TO DO – Write out all of the entries that follow, word for word, but skip the pictures.

──────── LISTING ────────

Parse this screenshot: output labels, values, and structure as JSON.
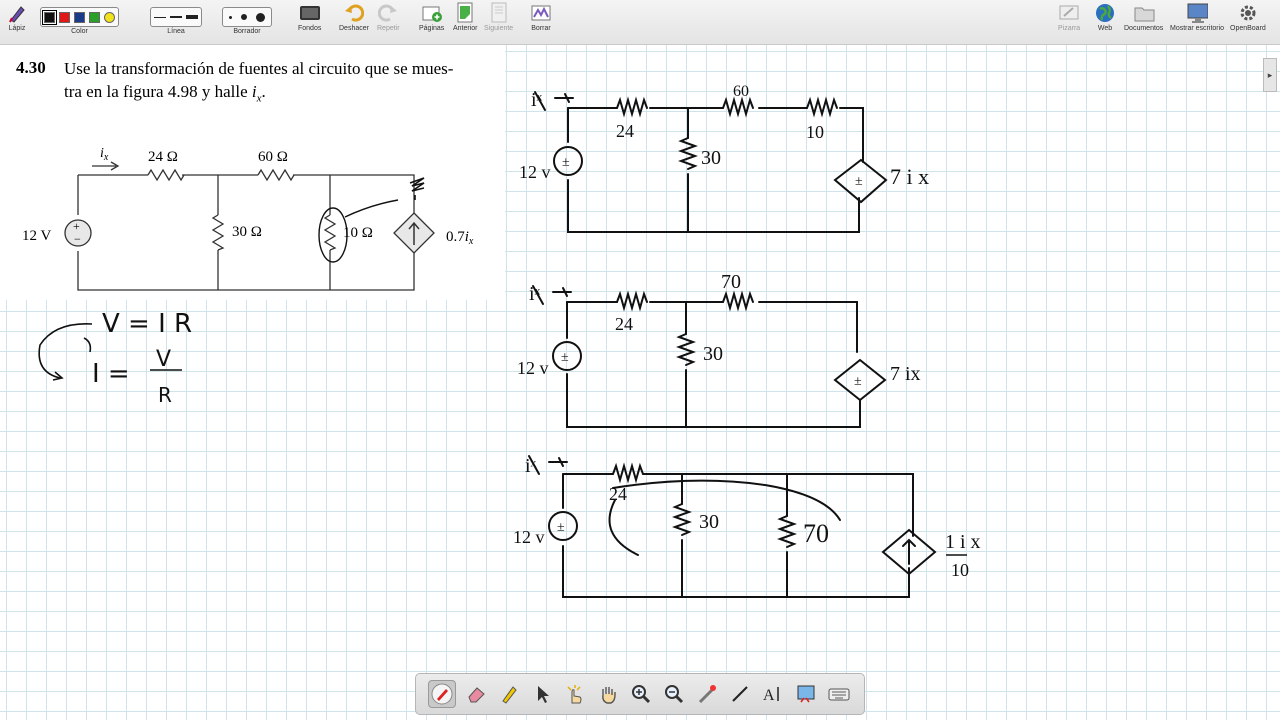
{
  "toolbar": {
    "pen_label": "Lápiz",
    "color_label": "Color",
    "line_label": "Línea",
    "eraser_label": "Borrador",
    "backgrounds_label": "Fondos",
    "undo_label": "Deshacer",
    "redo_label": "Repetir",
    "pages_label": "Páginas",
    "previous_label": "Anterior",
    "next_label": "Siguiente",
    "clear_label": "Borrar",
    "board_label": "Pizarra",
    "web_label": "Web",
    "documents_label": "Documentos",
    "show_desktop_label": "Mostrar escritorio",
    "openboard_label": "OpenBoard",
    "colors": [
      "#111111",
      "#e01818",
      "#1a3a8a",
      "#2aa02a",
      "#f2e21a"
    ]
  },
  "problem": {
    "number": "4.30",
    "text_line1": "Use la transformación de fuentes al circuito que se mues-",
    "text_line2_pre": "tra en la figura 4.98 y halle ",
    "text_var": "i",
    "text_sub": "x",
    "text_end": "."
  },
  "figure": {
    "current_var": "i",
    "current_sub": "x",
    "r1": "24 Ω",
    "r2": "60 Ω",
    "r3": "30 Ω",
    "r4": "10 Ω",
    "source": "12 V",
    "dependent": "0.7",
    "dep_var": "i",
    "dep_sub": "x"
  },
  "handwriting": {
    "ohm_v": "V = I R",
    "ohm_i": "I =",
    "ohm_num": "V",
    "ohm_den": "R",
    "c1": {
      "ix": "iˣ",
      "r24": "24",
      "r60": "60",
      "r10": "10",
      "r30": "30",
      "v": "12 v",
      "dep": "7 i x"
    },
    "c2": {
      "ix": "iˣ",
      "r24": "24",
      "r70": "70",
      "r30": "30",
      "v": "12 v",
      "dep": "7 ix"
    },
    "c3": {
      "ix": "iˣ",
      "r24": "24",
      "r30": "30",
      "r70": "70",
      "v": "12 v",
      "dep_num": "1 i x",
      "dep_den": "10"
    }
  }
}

────────

EXPECTED OUTPUT –
Parse this screenshot: output labels, values, and structure as JSON.
{
  "toolbar": {
    "pen_label": "Lápiz",
    "color_label": "Color",
    "line_label": "Línea",
    "eraser_label": "Borrador",
    "backgrounds_label": "Fondos",
    "undo_label": "Deshacer",
    "redo_label": "Repetir",
    "pages_label": "Páginas",
    "previous_label": "Anterior",
    "next_label": "Siguiente",
    "clear_label": "Borrar",
    "board_label": "Pizarra",
    "web_label": "Web",
    "documents_label": "Documentos",
    "show_desktop_label": "Mostrar escritorio",
    "openboard_label": "OpenBoard",
    "colors": [
      "#111111",
      "#e01818",
      "#1a3a8a",
      "#2aa02a",
      "#f2e21a"
    ]
  },
  "problem": {
    "number": "4.30",
    "text_line1": "Use la transformación de fuentes al circuito que se mues-",
    "text_line2_pre": "tra en la figura 4.98 y halle ",
    "text_var": "i",
    "text_sub": "x",
    "text_end": "."
  },
  "figure": {
    "current_var": "i",
    "current_sub": "x",
    "r1": "24 Ω",
    "r2": "60 Ω",
    "r3": "30 Ω",
    "r4": "10 Ω",
    "source": "12 V",
    "dependent": "0.7",
    "dep_var": "i",
    "dep_sub": "x"
  },
  "handwriting": {
    "ohm_v": "V = I R",
    "ohm_i": "I =",
    "ohm_num": "V",
    "ohm_den": "R",
    "c1": {
      "ix": "iˣ",
      "r24": "24",
      "r60": "60",
      "r10": "10",
      "r30": "30",
      "v": "12 v",
      "dep": "7 i x"
    },
    "c2": {
      "ix": "iˣ",
      "r24": "24",
      "r70": "70",
      "r30": "30",
      "v": "12 v",
      "dep": "7 ix"
    },
    "c3": {
      "ix": "iˣ",
      "r24": "24",
      "r30": "30",
      "r70": "70",
      "v": "12 v",
      "dep_num": "1 i x",
      "dep_den": "10"
    }
  }
}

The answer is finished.